§ **WORK INSTRUCTIONS**: Transcribe all the records exactly and omit any images they hold.

-- SUPPLIED INFORMATION start --

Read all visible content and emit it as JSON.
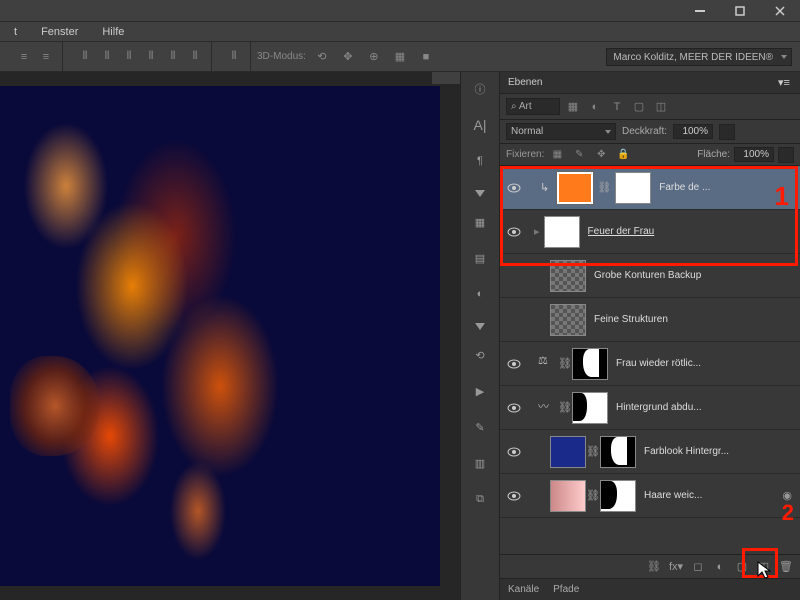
{
  "menu": {
    "window": "Fenster",
    "help": "Hilfe",
    "cut_t": "t"
  },
  "optbar": {
    "mode3d": "3D-Modus:",
    "user_drop": "Marco Kolditz, MEER DER IDEEN®"
  },
  "panel": {
    "title": "Ebenen",
    "search_prefix": "⌕ Art",
    "blend": "Normal",
    "opacity_label": "Deckkraft:",
    "opacity_val": "100%",
    "lock_label": "Fixieren:",
    "fill_label": "Fläche:",
    "fill_val": "100%"
  },
  "layers": [
    {
      "name": "Farbe de  ...",
      "selected": true,
      "clip": true
    },
    {
      "name": "Feuer der Frau",
      "under": true
    },
    {
      "name": "Grobe Konturen Backup"
    },
    {
      "name": "Feine Strukturen"
    },
    {
      "name": "Frau wieder rötlic..."
    },
    {
      "name": "Hintergrund abdu..."
    },
    {
      "name": "Farblook Hintergr..."
    },
    {
      "name": "Haare weic..."
    }
  ],
  "annot": {
    "n1": "1",
    "n2": "2"
  },
  "tabs": {
    "channels": "Kanäle",
    "paths": "Pfade"
  }
}
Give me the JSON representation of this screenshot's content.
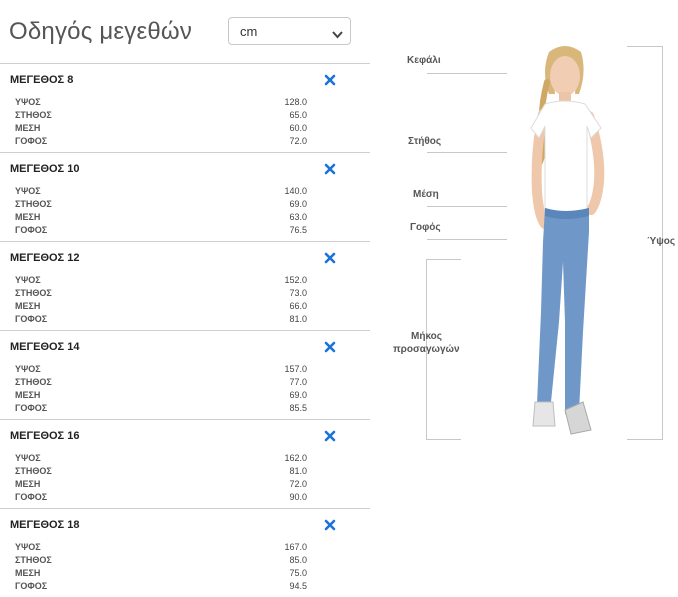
{
  "header": {
    "title": "Οδηγός μεγεθών"
  },
  "unit_select": {
    "value": "cm"
  },
  "sizes": [
    {
      "title": "ΜΕΓΕΘΟΣ 8",
      "rows": [
        {
          "label": "ΥΨΟΣ",
          "value": "128.0"
        },
        {
          "label": "ΣΤΗΘΟΣ",
          "value": "65.0"
        },
        {
          "label": "ΜΕΣΗ",
          "value": "60.0"
        },
        {
          "label": "ΓΟΦΟΣ",
          "value": "72.0"
        }
      ]
    },
    {
      "title": "ΜΕΓΕΘΟΣ 10",
      "rows": [
        {
          "label": "ΥΨΟΣ",
          "value": "140.0"
        },
        {
          "label": "ΣΤΗΘΟΣ",
          "value": "69.0"
        },
        {
          "label": "ΜΕΣΗ",
          "value": "63.0"
        },
        {
          "label": "ΓΟΦΟΣ",
          "value": "76.5"
        }
      ]
    },
    {
      "title": "ΜΕΓΕΘΟΣ 12",
      "rows": [
        {
          "label": "ΥΨΟΣ",
          "value": "152.0"
        },
        {
          "label": "ΣΤΗΘΟΣ",
          "value": "73.0"
        },
        {
          "label": "ΜΕΣΗ",
          "value": "66.0"
        },
        {
          "label": "ΓΟΦΟΣ",
          "value": "81.0"
        }
      ]
    },
    {
      "title": "ΜΕΓΕΘΟΣ 14",
      "rows": [
        {
          "label": "ΥΨΟΣ",
          "value": "157.0"
        },
        {
          "label": "ΣΤΗΘΟΣ",
          "value": "77.0"
        },
        {
          "label": "ΜΕΣΗ",
          "value": "69.0"
        },
        {
          "label": "ΓΟΦΟΣ",
          "value": "85.5"
        }
      ]
    },
    {
      "title": "ΜΕΓΕΘΟΣ 16",
      "rows": [
        {
          "label": "ΥΨΟΣ",
          "value": "162.0"
        },
        {
          "label": "ΣΤΗΘΟΣ",
          "value": "81.0"
        },
        {
          "label": "ΜΕΣΗ",
          "value": "72.0"
        },
        {
          "label": "ΓΟΦΟΣ",
          "value": "90.0"
        }
      ]
    },
    {
      "title": "ΜΕΓΕΘΟΣ 18",
      "rows": [
        {
          "label": "ΥΨΟΣ",
          "value": "167.0"
        },
        {
          "label": "ΣΤΗΘΟΣ",
          "value": "85.0"
        },
        {
          "label": "ΜΕΣΗ",
          "value": "75.0"
        },
        {
          "label": "ΓΟΦΟΣ",
          "value": "94.5"
        }
      ]
    }
  ],
  "figure": {
    "labels": {
      "head": "Κεφάλι",
      "chest": "Στήθος",
      "waist": "Μέση",
      "hips": "Γοφός",
      "inseam_1": "Μήκος",
      "inseam_2": "προσαγωγών",
      "height": "Ύψος"
    }
  },
  "colors": {
    "accent": "#1a73d9",
    "divider": "#cfcfcf",
    "text": "#333333"
  }
}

-- SUPPLIED INFORMATION end --

§ **FULL RESPONSE**:
Read all visible content and emit it as JSON.
{
  "menu": {
    "window": "Fenster",
    "help": "Hilfe",
    "cut_t": "t"
  },
  "optbar": {
    "mode3d": "3D-Modus:",
    "user_drop": "Marco Kolditz, MEER DER IDEEN®"
  },
  "panel": {
    "title": "Ebenen",
    "search_prefix": "⌕ Art",
    "blend": "Normal",
    "opacity_label": "Deckkraft:",
    "opacity_val": "100%",
    "lock_label": "Fixieren:",
    "fill_label": "Fläche:",
    "fill_val": "100%"
  },
  "layers": [
    {
      "name": "Farbe de  ...",
      "selected": true,
      "clip": true
    },
    {
      "name": "Feuer der Frau",
      "under": true
    },
    {
      "name": "Grobe Konturen Backup"
    },
    {
      "name": "Feine Strukturen"
    },
    {
      "name": "Frau wieder rötlic..."
    },
    {
      "name": "Hintergrund abdu..."
    },
    {
      "name": "Farblook Hintergr..."
    },
    {
      "name": "Haare weic..."
    }
  ],
  "annot": {
    "n1": "1",
    "n2": "2"
  },
  "tabs": {
    "channels": "Kanäle",
    "paths": "Pfade"
  }
}
Give me the JSON representation of this screenshot's content.
{
  "header": {
    "title": "Οδηγός μεγεθών"
  },
  "unit_select": {
    "value": "cm"
  },
  "sizes": [
    {
      "title": "ΜΕΓΕΘΟΣ 8",
      "rows": [
        {
          "label": "ΥΨΟΣ",
          "value": "128.0"
        },
        {
          "label": "ΣΤΗΘΟΣ",
          "value": "65.0"
        },
        {
          "label": "ΜΕΣΗ",
          "value": "60.0"
        },
        {
          "label": "ΓΟΦΟΣ",
          "value": "72.0"
        }
      ]
    },
    {
      "title": "ΜΕΓΕΘΟΣ 10",
      "rows": [
        {
          "label": "ΥΨΟΣ",
          "value": "140.0"
        },
        {
          "label": "ΣΤΗΘΟΣ",
          "value": "69.0"
        },
        {
          "label": "ΜΕΣΗ",
          "value": "63.0"
        },
        {
          "label": "ΓΟΦΟΣ",
          "value": "76.5"
        }
      ]
    },
    {
      "title": "ΜΕΓΕΘΟΣ 12",
      "rows": [
        {
          "label": "ΥΨΟΣ",
          "value": "152.0"
        },
        {
          "label": "ΣΤΗΘΟΣ",
          "value": "73.0"
        },
        {
          "label": "ΜΕΣΗ",
          "value": "66.0"
        },
        {
          "label": "ΓΟΦΟΣ",
          "value": "81.0"
        }
      ]
    },
    {
      "title": "ΜΕΓΕΘΟΣ 14",
      "rows": [
        {
          "label": "ΥΨΟΣ",
          "value": "157.0"
        },
        {
          "label": "ΣΤΗΘΟΣ",
          "value": "77.0"
        },
        {
          "label": "ΜΕΣΗ",
          "value": "69.0"
        },
        {
          "label": "ΓΟΦΟΣ",
          "value": "85.5"
        }
      ]
    },
    {
      "title": "ΜΕΓΕΘΟΣ 16",
      "rows": [
        {
          "label": "ΥΨΟΣ",
          "value": "162.0"
        },
        {
          "label": "ΣΤΗΘΟΣ",
          "value": "81.0"
        },
        {
          "label": "ΜΕΣΗ",
          "value": "72.0"
        },
        {
          "label": "ΓΟΦΟΣ",
          "value": "90.0"
        }
      ]
    },
    {
      "title": "ΜΕΓΕΘΟΣ 18",
      "rows": [
        {
          "label": "ΥΨΟΣ",
          "value": "167.0"
        },
        {
          "label": "ΣΤΗΘΟΣ",
          "value": "85.0"
        },
        {
          "label": "ΜΕΣΗ",
          "value": "75.0"
        },
        {
          "label": "ΓΟΦΟΣ",
          "value": "94.5"
        }
      ]
    }
  ],
  "figure": {
    "labels": {
      "head": "Κεφάλι",
      "chest": "Στήθος",
      "waist": "Μέση",
      "hips": "Γοφός",
      "inseam_1": "Μήκος",
      "inseam_2": "προσαγωγών",
      "height": "Ύψος"
    }
  },
  "colors": {
    "accent": "#1a73d9",
    "divider": "#cfcfcf",
    "text": "#333333"
  }
}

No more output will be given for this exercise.